• **Data**

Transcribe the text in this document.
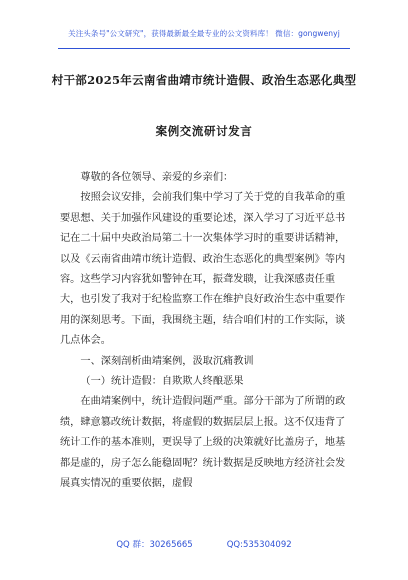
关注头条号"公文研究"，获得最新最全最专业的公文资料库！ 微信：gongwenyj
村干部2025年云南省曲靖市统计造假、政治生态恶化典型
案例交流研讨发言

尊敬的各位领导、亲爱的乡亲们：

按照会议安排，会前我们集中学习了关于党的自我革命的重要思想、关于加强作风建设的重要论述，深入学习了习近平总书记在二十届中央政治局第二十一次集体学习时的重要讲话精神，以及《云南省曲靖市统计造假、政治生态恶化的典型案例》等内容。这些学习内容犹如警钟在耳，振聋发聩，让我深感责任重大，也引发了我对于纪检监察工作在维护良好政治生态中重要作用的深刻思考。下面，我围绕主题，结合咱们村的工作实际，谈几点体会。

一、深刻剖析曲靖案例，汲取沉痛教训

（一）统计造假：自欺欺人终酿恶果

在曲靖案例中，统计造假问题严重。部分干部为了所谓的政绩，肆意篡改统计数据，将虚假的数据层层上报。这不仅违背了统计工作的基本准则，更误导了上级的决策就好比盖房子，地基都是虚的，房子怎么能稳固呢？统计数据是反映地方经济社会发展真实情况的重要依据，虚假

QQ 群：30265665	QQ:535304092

• **What the exercise asks**
The records above are to be quoted exactly, with all pictures left out.

• **Full response**
Transcribe the text in this document.
关注头条号"公文研究"，获得最新最全最专业的公文资料库！ 微信：gongwenyj
村干部2025年云南省曲靖市统计造假、政治生态恶化典型
案例交流研讨发言

尊敬的各位领导、亲爱的乡亲们：

按照会议安排，会前我们集中学习了关于党的自我革命的重要思想、关于加强作风建设的重要论述，深入学习了习近平总书记在二十届中央政治局第二十一次集体学习时的重要讲话精神，以及《云南省曲靖市统计造假、政治生态恶化的典型案例》等内容。这些学习内容犹如警钟在耳，振聋发聩，让我深感责任重大，也引发了我对于纪检监察工作在维护良好政治生态中重要作用的深刻思考。下面，我围绕主题，结合咱们村的工作实际，谈几点体会。

一、深刻剖析曲靖案例，汲取沉痛教训

（一）统计造假：自欺欺人终酿恶果

在曲靖案例中，统计造假问题严重。部分干部为了所谓的政绩，肆意篡改统计数据，将虚假的数据层层上报。这不仅违背了统计工作的基本准则，更误导了上级的决策就好比盖房子，地基都是虚的，房子怎么能稳固呢？统计数据是反映地方经济社会发展真实情况的重要依据，虚假

QQ 群：30265665	QQ:535304092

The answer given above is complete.